**Exercise instructions**
Reproduce the full listing that appears beneath this instruction exactly.

Stored entries
— start —
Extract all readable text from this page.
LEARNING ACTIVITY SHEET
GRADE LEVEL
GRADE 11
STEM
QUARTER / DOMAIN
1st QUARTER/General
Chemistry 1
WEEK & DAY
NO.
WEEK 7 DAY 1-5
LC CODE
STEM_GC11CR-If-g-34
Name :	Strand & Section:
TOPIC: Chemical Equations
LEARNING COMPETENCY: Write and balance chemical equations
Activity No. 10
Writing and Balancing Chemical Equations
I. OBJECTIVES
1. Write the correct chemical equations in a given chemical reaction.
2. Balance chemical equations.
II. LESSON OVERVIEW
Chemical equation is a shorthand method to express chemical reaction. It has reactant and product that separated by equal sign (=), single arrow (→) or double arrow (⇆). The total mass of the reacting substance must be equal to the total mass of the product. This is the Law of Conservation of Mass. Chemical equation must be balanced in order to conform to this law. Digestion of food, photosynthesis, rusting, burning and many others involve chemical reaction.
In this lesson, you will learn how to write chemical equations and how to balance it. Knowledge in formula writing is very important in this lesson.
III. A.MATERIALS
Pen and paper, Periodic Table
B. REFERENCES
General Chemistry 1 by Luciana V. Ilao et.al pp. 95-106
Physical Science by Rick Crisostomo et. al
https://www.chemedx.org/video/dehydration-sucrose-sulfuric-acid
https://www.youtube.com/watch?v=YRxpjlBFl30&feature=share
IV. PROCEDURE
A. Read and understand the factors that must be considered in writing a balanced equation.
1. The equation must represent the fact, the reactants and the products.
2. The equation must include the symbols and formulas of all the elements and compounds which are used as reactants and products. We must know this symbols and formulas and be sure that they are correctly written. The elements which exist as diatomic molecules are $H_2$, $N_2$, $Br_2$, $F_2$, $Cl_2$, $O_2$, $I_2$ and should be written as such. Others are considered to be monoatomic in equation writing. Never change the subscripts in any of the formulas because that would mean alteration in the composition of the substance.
— end —
**Correct output**
Extract all readable text from this page.
LEARNING ACTIVITY SHEET
GRADE LEVEL
GRADE 11
STEM
QUARTER / DOMAIN
1st QUARTER/General
Chemistry 1
WEEK & DAY
NO.
WEEK 7 DAY 1-5
LC CODE
STEM_GC11CR-If-g-34
Name :	Strand & Section:
TOPIC: Chemical Equations
LEARNING COMPETENCY: Write and balance chemical equations
Activity No. 10
Writing and Balancing Chemical Equations
I. OBJECTIVES
1. Write the correct chemical equations in a given chemical reaction.
2. Balance chemical equations.
II. LESSON OVERVIEW
Chemical equation is a shorthand method to express chemical reaction. It has reactant and product that separated by equal sign (=), single arrow (→) or double arrow (⇆). The total mass of the reacting substance must be equal to the total mass of the product. This is the Law of Conservation of Mass. Chemical equation must be balanced in order to conform to this law. Digestion of food, photosynthesis, rusting, burning and many others involve chemical reaction.
In this lesson, you will learn how to write chemical equations and how to balance it. Knowledge in formula writing is very important in this lesson.
III. A.MATERIALS
Pen and paper, Periodic Table
B. REFERENCES
General Chemistry 1 by Luciana V. Ilao et.al pp. 95-106
Physical Science by Rick Crisostomo et. al
https://www.chemedx.org/video/dehydration-sucrose-sulfuric-acid
https://www.youtube.com/watch?v=YRxpjlBFl30&feature=share
IV. PROCEDURE
A. Read and understand the factors that must be considered in writing a balanced equation.
1. The equation must represent the fact, the reactants and the products.
2. The equation must include the symbols and formulas of all the elements and compounds which are used as reactants and products. We must know this symbols and formulas and be sure that they are correctly written. The elements which exist as diatomic molecules are $H_2$, $N_2$, $Br_2$, $F_2$, $Cl_2$, $O_2$, $I_2$ and should be written as such. Others are considered to be monoatomic in equation writing. Never change the subscripts in any of the formulas because that would mean alteration in the composition of the substance.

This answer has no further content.